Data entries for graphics

# # # # #

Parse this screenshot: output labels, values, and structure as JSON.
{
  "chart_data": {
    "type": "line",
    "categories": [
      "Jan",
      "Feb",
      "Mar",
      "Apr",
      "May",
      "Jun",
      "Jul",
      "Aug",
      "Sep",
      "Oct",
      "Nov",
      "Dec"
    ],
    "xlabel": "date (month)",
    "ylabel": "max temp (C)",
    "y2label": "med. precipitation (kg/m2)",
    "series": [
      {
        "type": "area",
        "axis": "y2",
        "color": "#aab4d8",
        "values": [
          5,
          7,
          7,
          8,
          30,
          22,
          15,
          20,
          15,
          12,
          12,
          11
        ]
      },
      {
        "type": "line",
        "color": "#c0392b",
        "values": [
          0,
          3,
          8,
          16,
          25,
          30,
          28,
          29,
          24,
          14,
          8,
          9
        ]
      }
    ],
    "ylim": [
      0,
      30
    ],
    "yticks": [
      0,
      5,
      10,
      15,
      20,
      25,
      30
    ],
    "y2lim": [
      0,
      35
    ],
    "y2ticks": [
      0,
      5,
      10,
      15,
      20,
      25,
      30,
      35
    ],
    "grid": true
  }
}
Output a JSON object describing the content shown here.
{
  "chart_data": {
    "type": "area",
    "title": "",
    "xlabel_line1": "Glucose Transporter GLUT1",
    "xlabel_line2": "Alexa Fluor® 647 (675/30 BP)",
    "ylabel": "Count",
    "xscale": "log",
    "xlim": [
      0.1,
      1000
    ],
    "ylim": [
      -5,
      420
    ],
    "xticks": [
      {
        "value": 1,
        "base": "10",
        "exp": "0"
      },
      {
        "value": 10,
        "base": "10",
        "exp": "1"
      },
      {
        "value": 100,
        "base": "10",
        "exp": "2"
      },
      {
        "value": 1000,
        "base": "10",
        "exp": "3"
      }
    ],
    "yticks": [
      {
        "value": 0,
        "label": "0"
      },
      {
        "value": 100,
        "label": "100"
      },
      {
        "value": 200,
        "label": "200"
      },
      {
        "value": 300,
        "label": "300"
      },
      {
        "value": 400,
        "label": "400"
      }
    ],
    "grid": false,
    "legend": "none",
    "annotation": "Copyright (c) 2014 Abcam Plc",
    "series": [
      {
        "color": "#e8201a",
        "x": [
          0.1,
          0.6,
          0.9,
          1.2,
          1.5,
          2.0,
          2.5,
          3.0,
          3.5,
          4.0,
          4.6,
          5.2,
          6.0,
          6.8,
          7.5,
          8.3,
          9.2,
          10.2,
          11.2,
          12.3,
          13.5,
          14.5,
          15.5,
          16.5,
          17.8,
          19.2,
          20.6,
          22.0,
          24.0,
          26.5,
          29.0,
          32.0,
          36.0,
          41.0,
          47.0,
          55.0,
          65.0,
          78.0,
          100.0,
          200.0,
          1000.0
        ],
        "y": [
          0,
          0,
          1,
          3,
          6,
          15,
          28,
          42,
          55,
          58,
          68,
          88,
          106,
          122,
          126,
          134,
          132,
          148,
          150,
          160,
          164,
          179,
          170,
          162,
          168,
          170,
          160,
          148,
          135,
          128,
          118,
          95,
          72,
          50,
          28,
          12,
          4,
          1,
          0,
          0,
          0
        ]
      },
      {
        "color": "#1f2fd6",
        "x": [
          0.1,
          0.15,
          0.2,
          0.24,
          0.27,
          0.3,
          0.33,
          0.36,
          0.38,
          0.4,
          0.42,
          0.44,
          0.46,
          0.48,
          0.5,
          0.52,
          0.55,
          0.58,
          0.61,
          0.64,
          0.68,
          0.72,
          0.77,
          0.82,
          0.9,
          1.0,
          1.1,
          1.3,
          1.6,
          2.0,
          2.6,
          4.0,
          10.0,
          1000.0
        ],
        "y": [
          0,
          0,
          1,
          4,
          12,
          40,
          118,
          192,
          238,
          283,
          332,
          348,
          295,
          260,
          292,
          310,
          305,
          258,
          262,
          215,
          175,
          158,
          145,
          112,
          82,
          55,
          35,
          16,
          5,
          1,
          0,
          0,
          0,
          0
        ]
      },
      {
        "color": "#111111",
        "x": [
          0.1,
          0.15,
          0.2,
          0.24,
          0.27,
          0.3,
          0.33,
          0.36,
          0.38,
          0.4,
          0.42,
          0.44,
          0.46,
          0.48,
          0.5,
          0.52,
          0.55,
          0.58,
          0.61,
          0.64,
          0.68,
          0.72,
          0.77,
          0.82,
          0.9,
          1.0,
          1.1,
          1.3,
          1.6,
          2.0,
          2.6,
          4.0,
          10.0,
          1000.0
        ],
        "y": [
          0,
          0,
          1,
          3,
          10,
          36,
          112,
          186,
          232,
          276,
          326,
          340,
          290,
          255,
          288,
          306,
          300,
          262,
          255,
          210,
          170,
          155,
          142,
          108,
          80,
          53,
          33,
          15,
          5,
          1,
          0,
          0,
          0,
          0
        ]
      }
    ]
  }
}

# # # # #

[INSTRUCTIONS FOR THE TASK]:
Copy all lines of the listing above that contain the string "color".

[SOLUTION TO THE PROBLEM]:
        "color": "#aab4d8",
        "color": "#c0392b",
        "color": "#e8201a",
        "color": "#1f2fd6",
        "color": "#111111",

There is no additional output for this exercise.